__EXERCISE REQUIREMENTS__: Gather from the material every line that contains the string "categories".

__TASK INPUTS__:
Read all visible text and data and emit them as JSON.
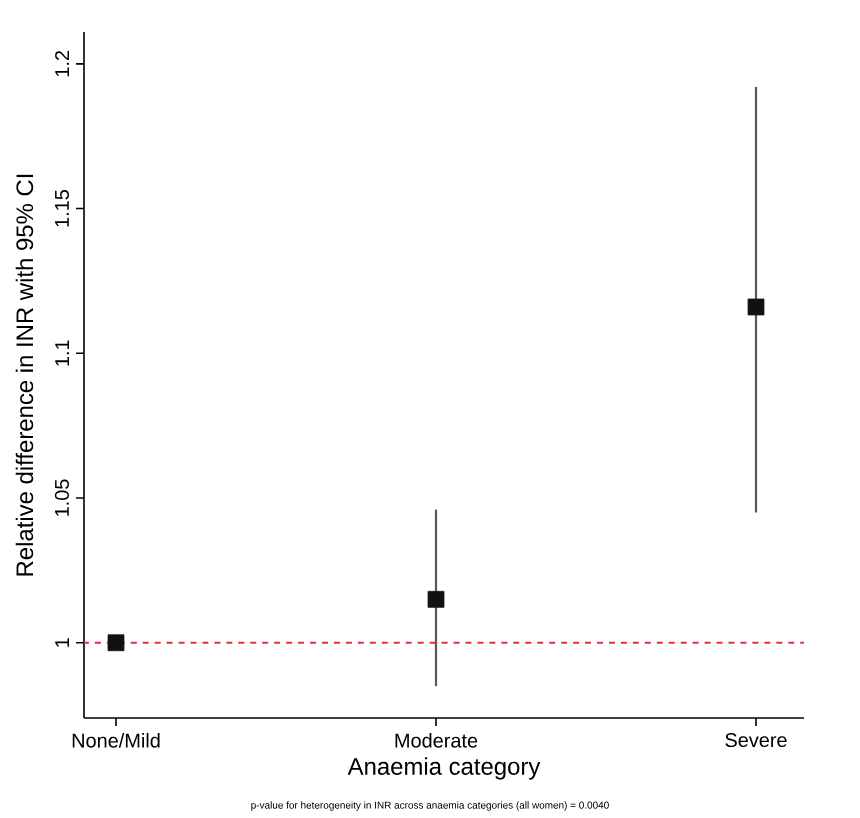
{
  "chart_data": {
    "type": "scatter",
    "xlabel": "Anaemia category",
    "ylabel": "Relative difference in INR with 95% CI",
    "categories": [
      "None/Mild",
      "Moderate",
      "Severe"
    ],
    "values": [
      1,
      1.015,
      1.116
    ],
    "errors": [
      null,
      [
        0.985,
        1.046
      ],
      [
        1.045,
        1.192
      ]
    ],
    "color": "#111111",
    "marker": "square",
    "ylim": [
      0.974,
      1.211
    ],
    "yticks": [
      1,
      1.05,
      1.1,
      1.15,
      1.2
    ],
    "ref_lines": [
      {
        "axis": "y",
        "value": 1,
        "color": "#e03040",
        "line_style": "dashed"
      }
    ],
    "annotations": [
      "p-value for heterogeneity in INR across anaemia categories (all women) = 0.0040"
    ],
    "grid": false
  }
}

__SOLVED EXERCISE__:
    "categories": [
      "p-value for heterogeneity in INR across anaemia categories (all women) = 0.0040"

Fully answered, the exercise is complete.